**Exercise goal**
Print out each record below, unaltered and complete, without its images.

**Dataset records**
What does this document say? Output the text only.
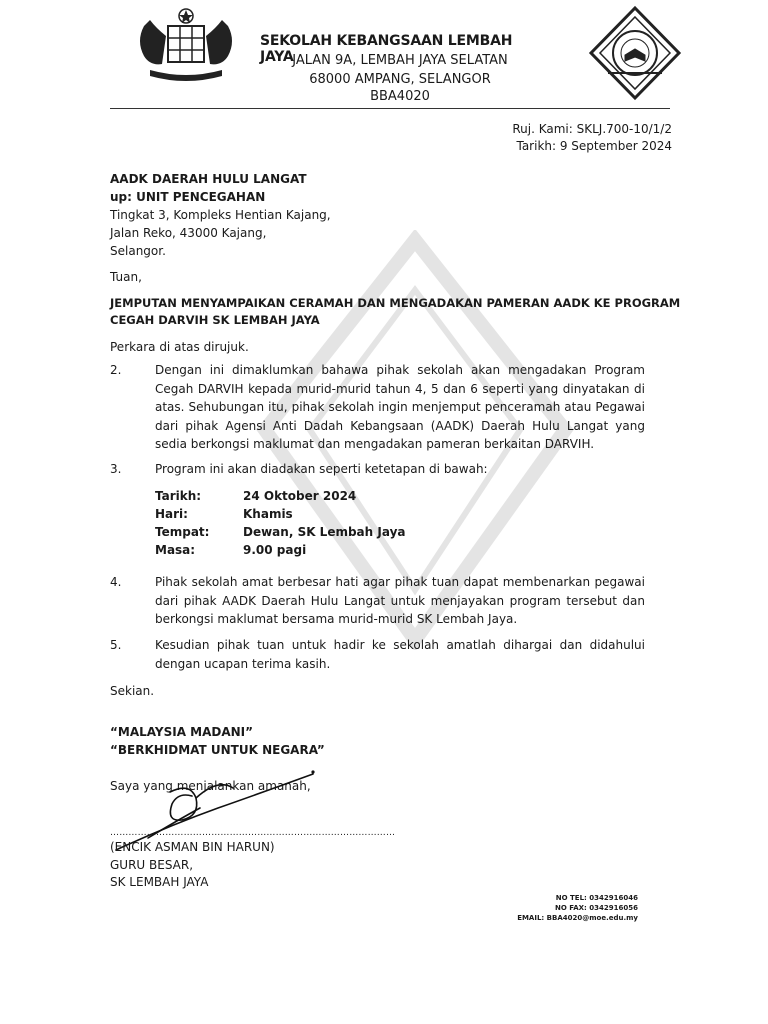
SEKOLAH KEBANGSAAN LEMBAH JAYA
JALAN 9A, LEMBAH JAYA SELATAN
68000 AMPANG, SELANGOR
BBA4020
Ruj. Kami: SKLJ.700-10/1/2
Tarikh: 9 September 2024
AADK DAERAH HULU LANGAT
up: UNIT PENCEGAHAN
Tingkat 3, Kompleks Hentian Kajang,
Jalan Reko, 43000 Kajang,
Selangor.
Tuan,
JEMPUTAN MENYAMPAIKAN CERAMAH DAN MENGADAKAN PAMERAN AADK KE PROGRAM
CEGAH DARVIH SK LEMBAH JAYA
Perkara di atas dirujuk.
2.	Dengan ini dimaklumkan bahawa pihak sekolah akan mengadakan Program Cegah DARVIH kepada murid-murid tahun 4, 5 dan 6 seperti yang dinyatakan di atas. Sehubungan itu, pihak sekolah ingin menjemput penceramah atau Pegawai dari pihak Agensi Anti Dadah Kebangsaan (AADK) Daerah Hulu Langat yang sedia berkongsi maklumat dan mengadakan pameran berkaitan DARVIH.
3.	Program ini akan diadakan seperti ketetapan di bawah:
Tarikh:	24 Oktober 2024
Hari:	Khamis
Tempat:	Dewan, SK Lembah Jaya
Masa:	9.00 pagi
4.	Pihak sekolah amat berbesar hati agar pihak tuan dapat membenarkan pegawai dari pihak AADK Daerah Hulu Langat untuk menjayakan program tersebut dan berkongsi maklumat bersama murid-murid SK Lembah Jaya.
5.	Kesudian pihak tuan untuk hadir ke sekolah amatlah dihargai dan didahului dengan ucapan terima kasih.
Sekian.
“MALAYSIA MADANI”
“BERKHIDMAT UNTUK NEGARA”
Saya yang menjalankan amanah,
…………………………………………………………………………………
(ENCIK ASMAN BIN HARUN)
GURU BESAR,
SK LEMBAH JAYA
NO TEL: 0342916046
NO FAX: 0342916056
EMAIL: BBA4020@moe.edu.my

**Answer to this exercise**
What does this document say? Output the text only.
SEKOLAH KEBANGSAAN LEMBAH JAYA
JALAN 9A, LEMBAH JAYA SELATAN
68000 AMPANG, SELANGOR
BBA4020
Ruj. Kami: SKLJ.700-10/1/2
Tarikh: 9 September 2024
AADK DAERAH HULU LANGAT
up: UNIT PENCEGAHAN
Tingkat 3, Kompleks Hentian Kajang,
Jalan Reko, 43000 Kajang,
Selangor.
Tuan,
JEMPUTAN MENYAMPAIKAN CERAMAH DAN MENGADAKAN PAMERAN AADK KE PROGRAM
CEGAH DARVIH SK LEMBAH JAYA
Perkara di atas dirujuk.
2.	Dengan ini dimaklumkan bahawa pihak sekolah akan mengadakan Program Cegah DARVIH kepada murid-murid tahun 4, 5 dan 6 seperti yang dinyatakan di atas. Sehubungan itu, pihak sekolah ingin menjemput penceramah atau Pegawai dari pihak Agensi Anti Dadah Kebangsaan (AADK) Daerah Hulu Langat yang sedia berkongsi maklumat dan mengadakan pameran berkaitan DARVIH.
3.	Program ini akan diadakan seperti ketetapan di bawah:
Tarikh:	24 Oktober 2024
Hari:	Khamis
Tempat:	Dewan, SK Lembah Jaya
Masa:	9.00 pagi
4.	Pihak sekolah amat berbesar hati agar pihak tuan dapat membenarkan pegawai dari pihak AADK Daerah Hulu Langat untuk menjayakan program tersebut dan berkongsi maklumat bersama murid-murid SK Lembah Jaya.
5.	Kesudian pihak tuan untuk hadir ke sekolah amatlah dihargai dan didahului dengan ucapan terima kasih.
Sekian.
“MALAYSIA MADANI”
“BERKHIDMAT UNTUK NEGARA”
Saya yang menjalankan amanah,
…………………………………………………………………………………
(ENCIK ASMAN BIN HARUN)
GURU BESAR,
SK LEMBAH JAYA
NO TEL: 0342916046
NO FAX: 0342916056
EMAIL: BBA4020@moe.edu.my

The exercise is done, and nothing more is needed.